Selected passage =
§
Anthony A. Martin (born August 31, 1948) is a Canadian politician. He was a member of the Legislative Assembly of Ontario from 1990 to 2003, representing the constituency of Sault Ste. Marie for the Ontario New Democratic Party (NDP).  Thereafter, he was elected to the House of Commons of Canada in 2004, representing Sault Ste. Marie until 2011.

Background
Martin was raised in Wawa, Ontario, and received a Bachelor of Arts degree from Laurentian University in 1974.  Later in the same year, he received a Diploma in Recreational Leadership from Confederation College. He was the founder of the Sault Ste. Marie Soup Kitchen, and was for some time the owner and General Manager of Transcend Homes, a local workers' cooperative. A devout Roman Catholic, Martin also served as a trustee on the Northern District Catholic School Board and was a pastoral assistant at the Blessed Sacrament Parish in Sault Ste. Marie from 1981 to 1990.

Martin is married to Anna Celetti. They have four children.

On February 9, 2014, Martin was hospitalized in Sault Ste. Marie after suffering a stroke.
§
What to do =
• A. Rewrite the Anthony A. Martin biography, everything from "Anthony A. Martin" down to "Marie until 2011.", putting "Canadian lawmaker" in place of "Canadian politician".
• B. Extend the Anthony A. Martin biography with new text that follows on from its final sentence.

Exercise data =
§
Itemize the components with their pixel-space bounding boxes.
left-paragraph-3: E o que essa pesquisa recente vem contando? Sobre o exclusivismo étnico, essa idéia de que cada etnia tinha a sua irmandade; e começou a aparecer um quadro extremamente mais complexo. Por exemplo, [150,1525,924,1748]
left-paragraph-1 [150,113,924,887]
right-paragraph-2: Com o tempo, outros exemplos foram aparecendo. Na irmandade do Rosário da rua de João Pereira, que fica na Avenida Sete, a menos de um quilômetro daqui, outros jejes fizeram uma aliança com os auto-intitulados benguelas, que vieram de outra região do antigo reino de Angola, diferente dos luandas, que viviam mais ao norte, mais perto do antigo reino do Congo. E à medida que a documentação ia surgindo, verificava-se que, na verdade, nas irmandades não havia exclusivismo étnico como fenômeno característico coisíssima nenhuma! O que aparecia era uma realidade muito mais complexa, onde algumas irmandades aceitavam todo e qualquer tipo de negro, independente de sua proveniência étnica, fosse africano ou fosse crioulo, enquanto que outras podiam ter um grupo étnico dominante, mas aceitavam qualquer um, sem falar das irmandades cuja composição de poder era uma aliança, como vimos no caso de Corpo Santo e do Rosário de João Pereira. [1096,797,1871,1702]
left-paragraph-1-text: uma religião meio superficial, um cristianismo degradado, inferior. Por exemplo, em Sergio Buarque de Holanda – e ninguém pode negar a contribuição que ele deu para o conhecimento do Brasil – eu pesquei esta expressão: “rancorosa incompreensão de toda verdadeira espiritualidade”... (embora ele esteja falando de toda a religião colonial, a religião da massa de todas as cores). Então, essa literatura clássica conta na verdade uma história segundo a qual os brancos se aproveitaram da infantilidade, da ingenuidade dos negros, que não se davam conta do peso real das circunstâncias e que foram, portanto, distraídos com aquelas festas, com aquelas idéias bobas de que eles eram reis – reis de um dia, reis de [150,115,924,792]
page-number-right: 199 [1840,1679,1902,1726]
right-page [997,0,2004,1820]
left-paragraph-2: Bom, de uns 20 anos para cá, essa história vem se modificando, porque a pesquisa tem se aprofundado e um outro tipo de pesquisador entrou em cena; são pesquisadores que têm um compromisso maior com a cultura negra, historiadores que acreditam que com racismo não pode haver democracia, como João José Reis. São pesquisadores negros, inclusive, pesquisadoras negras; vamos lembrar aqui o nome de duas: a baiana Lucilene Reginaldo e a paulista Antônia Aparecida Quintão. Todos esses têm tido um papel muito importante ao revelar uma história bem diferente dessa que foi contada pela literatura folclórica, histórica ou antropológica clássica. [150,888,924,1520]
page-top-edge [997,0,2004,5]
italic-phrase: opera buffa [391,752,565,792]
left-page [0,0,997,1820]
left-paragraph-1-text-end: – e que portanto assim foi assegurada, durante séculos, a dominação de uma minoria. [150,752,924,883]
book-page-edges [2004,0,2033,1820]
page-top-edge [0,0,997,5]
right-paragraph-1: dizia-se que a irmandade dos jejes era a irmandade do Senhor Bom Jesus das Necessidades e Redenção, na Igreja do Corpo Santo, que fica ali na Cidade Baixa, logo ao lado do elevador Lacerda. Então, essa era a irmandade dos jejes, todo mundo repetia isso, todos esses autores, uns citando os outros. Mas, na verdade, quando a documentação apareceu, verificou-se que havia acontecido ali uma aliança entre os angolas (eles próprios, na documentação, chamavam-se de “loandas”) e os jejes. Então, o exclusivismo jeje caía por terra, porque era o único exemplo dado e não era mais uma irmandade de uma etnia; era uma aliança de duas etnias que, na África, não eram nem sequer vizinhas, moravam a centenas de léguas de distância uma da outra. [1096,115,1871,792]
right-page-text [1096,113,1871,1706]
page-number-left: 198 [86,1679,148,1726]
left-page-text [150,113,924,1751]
§
Per-task outputs =
• A.
Anthony A. Martin (born August 31, 1948) is a Canadian lawmaker. He was a member of the Legislative Assembly of Ontario from 1990 to 2003, representing the constituency of Sault Ste. Marie for the Ontario New Democratic Party (NDP).  Thereafter, he was elected to the House of Commons of Canada in 2004, representing Sault Ste. Marie until 2011.

• B.
Provincial politics
Martin ran for the Ontario legislature in the provincial election of 1990 after Karl Morin-Strom, the sitting Member of Provincial Parliament (MPP) for Sault Ste. Marie, announced his retirement. He faced a difficult challenge in retaining the seat for his party. The Ontario Liberal Party ran a strong candidate in Don MacGregor, while the upstart anti-bilingualism Confederation of Regions Party made strong inroads into the riding's anglophone/working-class base, which traditionally votes NDP. Martin ultimately won the seat by only 697 votes over MacGregor, after a late drive from the city's unions. Elsewhere in the province, the NDP won several historical breakthroughs and formed government for the first time in its history.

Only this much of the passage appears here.